Do this
Below are some records; retype all of them exactly.

-- Begin Input data --

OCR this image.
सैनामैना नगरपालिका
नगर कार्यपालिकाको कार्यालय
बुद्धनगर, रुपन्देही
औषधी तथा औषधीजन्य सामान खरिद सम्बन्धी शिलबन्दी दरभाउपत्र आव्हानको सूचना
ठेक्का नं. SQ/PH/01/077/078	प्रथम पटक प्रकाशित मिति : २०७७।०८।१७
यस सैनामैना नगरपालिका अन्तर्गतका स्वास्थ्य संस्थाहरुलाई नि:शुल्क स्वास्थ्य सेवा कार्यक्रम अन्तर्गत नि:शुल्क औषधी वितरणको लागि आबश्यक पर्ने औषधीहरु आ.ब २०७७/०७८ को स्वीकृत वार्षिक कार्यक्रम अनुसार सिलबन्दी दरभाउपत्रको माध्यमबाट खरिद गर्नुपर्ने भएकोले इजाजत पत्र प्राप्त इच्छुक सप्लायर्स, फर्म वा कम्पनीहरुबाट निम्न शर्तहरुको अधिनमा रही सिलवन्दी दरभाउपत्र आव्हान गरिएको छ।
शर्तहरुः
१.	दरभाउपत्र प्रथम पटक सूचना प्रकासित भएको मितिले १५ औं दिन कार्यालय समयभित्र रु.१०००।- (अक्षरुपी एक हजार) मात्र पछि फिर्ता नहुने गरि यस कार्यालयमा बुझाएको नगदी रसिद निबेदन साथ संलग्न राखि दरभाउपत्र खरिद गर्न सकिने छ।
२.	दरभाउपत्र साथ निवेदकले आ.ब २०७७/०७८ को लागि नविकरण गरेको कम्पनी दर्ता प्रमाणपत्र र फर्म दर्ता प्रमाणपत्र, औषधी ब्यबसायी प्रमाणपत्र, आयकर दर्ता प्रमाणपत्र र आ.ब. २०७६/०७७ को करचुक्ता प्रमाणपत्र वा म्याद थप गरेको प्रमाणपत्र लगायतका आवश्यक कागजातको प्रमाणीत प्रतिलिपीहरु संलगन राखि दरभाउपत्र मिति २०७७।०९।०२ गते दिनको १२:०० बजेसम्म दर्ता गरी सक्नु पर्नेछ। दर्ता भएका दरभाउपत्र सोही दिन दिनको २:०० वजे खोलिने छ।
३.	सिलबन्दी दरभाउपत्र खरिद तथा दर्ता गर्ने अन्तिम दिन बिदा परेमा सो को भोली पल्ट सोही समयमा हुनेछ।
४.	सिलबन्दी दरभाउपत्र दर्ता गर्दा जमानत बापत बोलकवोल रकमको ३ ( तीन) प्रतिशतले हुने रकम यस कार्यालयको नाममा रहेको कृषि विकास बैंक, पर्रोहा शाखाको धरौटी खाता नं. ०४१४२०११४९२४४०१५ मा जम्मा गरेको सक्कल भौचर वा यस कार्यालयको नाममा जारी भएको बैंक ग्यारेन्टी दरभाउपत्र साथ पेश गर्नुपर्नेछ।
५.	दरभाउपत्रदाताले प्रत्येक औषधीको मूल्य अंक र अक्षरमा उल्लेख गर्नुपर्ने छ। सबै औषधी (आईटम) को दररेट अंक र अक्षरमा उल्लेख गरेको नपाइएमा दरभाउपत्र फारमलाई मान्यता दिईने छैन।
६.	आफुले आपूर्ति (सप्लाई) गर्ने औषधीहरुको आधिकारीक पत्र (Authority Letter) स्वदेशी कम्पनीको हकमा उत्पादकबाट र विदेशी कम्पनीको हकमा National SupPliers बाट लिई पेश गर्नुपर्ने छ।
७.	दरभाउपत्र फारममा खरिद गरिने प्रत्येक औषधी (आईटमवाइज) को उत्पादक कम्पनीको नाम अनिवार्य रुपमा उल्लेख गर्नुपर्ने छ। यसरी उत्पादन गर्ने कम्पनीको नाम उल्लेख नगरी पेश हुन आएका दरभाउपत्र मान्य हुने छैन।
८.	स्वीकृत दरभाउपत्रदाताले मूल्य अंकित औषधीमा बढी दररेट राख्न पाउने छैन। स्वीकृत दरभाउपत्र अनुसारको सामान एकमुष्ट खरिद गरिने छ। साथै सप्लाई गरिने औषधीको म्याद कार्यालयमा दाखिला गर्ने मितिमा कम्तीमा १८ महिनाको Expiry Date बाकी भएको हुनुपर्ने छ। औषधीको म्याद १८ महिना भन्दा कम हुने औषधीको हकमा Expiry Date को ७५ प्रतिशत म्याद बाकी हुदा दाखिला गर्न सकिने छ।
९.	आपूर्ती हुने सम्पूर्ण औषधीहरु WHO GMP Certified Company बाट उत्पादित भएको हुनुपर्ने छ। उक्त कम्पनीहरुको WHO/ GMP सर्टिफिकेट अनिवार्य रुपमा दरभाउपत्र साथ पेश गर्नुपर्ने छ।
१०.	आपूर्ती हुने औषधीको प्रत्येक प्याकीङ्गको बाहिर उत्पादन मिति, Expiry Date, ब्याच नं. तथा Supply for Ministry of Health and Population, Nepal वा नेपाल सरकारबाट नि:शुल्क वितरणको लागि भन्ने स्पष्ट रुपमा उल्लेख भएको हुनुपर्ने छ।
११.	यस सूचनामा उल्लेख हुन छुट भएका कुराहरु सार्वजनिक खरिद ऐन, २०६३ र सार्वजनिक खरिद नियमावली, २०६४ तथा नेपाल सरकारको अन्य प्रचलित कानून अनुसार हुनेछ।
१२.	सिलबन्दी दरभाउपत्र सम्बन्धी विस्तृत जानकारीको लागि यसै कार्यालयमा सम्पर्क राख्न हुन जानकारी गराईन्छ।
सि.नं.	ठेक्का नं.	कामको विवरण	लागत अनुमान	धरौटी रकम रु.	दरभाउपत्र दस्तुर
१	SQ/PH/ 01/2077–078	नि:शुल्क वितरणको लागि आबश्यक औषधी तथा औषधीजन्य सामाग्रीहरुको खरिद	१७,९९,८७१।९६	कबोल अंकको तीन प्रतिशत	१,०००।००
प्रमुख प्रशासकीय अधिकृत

-- End Input data --

Solution to the problem
OCR this image.
सैनामैना नगरपालिका
नगर कार्यपालिकाको कार्यालय
बुद्धनगर, रुपन्देही
औषधी तथा औषधीजन्य सामान खरिद सम्बन्धी शिलबन्दी दरभाउपत्र आव्हानको सूचना
ठेक्का नं. SQ/PH/01/077/078	प्रथम पटक प्रकाशित मिति : २०७७।०८।१७
यस सैनामैना नगरपालिका अन्तर्गतका स्वास्थ्य संस्थाहरुलाई नि:शुल्क स्वास्थ्य सेवा कार्यक्रम अन्तर्गत नि:शुल्क औषधी वितरणको लागि आबश्यक पर्ने औषधीहरु आ.ब २०७७/०७८ को स्वीकृत वार्षिक कार्यक्रम अनुसार सिलबन्दी दरभाउपत्रको माध्यमबाट खरिद गर्नुपर्ने भएकोले इजाजत पत्र प्राप्त इच्छुक सप्लायर्स, फर्म वा कम्पनीहरुबाट निम्न शर्तहरुको अधिनमा रही सिलवन्दी दरभाउपत्र आव्हान गरिएको छ।
शर्तहरुः
१.	दरभाउपत्र प्रथम पटक सूचना प्रकासित भएको मितिले १५ औं दिन कार्यालय समयभित्र रु.१०००।- (अक्षरुपी एक हजार) मात्र पछि फिर्ता नहुने गरि यस कार्यालयमा बुझाएको नगदी रसिद निबेदन साथ संलग्न राखि दरभाउपत्र खरिद गर्न सकिने छ।
२.	दरभाउपत्र साथ निवेदकले आ.ब २०७७/०७८ को लागि नविकरण गरेको कम्पनी दर्ता प्रमाणपत्र र फर्म दर्ता प्रमाणपत्र, औषधी ब्यबसायी प्रमाणपत्र, आयकर दर्ता प्रमाणपत्र र आ.ब. २०७६/०७७ को करचुक्ता प्रमाणपत्र वा म्याद थप गरेको प्रमाणपत्र लगायतका आवश्यक कागजातको प्रमाणीत प्रतिलिपीहरु संलगन राखि दरभाउपत्र मिति २०७७।०९।०२ गते दिनको १२:०० बजेसम्म दर्ता गरी सक्नु पर्नेछ। दर्ता भएका दरभाउपत्र सोही दिन दिनको २:०० वजे खोलिने छ।
३.	सिलबन्दी दरभाउपत्र खरिद तथा दर्ता गर्ने अन्तिम दिन बिदा परेमा सो को भोली पल्ट सोही समयमा हुनेछ।
४.	सिलबन्दी दरभाउपत्र दर्ता गर्दा जमानत बापत बोलकवोल रकमको ३ ( तीन) प्रतिशतले हुने रकम यस कार्यालयको नाममा रहेको कृषि विकास बैंक, पर्रोहा शाखाको धरौटी खाता नं. ०४१४२०११४९२४४०१५ मा जम्मा गरेको सक्कल भौचर वा यस कार्यालयको नाममा जारी भएको बैंक ग्यारेन्टी दरभाउपत्र साथ पेश गर्नुपर्नेछ।
५.	दरभाउपत्रदाताले प्रत्येक औषधीको मूल्य अंक र अक्षरमा उल्लेख गर्नुपर्ने छ। सबै औषधी (आईटम) को दररेट अंक र अक्षरमा उल्लेख गरेको नपाइएमा दरभाउपत्र फारमलाई मान्यता दिईने छैन।
६.	आफुले आपूर्ति (सप्लाई) गर्ने औषधीहरुको आधिकारीक पत्र (Authority Letter) स्वदेशी कम्पनीको हकमा उत्पादकबाट र विदेशी कम्पनीको हकमा National SupPliers बाट लिई पेश गर्नुपर्ने छ।
७.	दरभाउपत्र फारममा खरिद गरिने प्रत्येक औषधी (आईटमवाइज) को उत्पादक कम्पनीको नाम अनिवार्य रुपमा उल्लेख गर्नुपर्ने छ। यसरी उत्पादन गर्ने कम्पनीको नाम उल्लेख नगरी पेश हुन आएका दरभाउपत्र मान्य हुने छैन।
८.	स्वीकृत दरभाउपत्रदाताले मूल्य अंकित औषधीमा बढी दररेट राख्न पाउने छैन। स्वीकृत दरभाउपत्र अनुसारको सामान एकमुष्ट खरिद गरिने छ। साथै सप्लाई गरिने औषधीको म्याद कार्यालयमा दाखिला गर्ने मितिमा कम्तीमा १८ महिनाको Expiry Date बाकी भएको हुनुपर्ने छ। औषधीको म्याद १८ महिना भन्दा कम हुने औषधीको हकमा Expiry Date को ७५ प्रतिशत म्याद बाकी हुदा दाखिला गर्न सकिने छ।
९.	आपूर्ती हुने सम्पूर्ण औषधीहरु WHO GMP Certified Company बाट उत्पादित भएको हुनुपर्ने छ। उक्त कम्पनीहरुको WHO/ GMP सर्टिफिकेट अनिवार्य रुपमा दरभाउपत्र साथ पेश गर्नुपर्ने छ।
१०.	आपूर्ती हुने औषधीको प्रत्येक प्याकीङ्गको बाहिर उत्पादन मिति, Expiry Date, ब्याच नं. तथा Supply for Ministry of Health and Population, Nepal वा नेपाल सरकारबाट नि:शुल्क वितरणको लागि भन्ने स्पष्ट रुपमा उल्लेख भएको हुनुपर्ने छ।
११.	यस सूचनामा उल्लेख हुन छुट भएका कुराहरु सार्वजनिक खरिद ऐन, २०६३ र सार्वजनिक खरिद नियमावली, २०६४ तथा नेपाल सरकारको अन्य प्रचलित कानून अनुसार हुनेछ।
१२.	सिलबन्दी दरभाउपत्र सम्बन्धी विस्तृत जानकारीको लागि यसै कार्यालयमा सम्पर्क राख्न हुन जानकारी गराईन्छ।
सि.नं.	ठेक्का नं.	कामको विवरण	लागत अनुमान	धरौटी रकम रु.	दरभाउपत्र दस्तुर
१	SQ/PH/ 01/2077–078	नि:शुल्क वितरणको लागि आबश्यक औषधी तथा औषधीजन्य सामाग्रीहरुको खरिद	१७,९९,८७१।९६	कबोल अंकको तीन प्रतिशत	१,०००।००
प्रमुख प्रशासकीय अधिकृत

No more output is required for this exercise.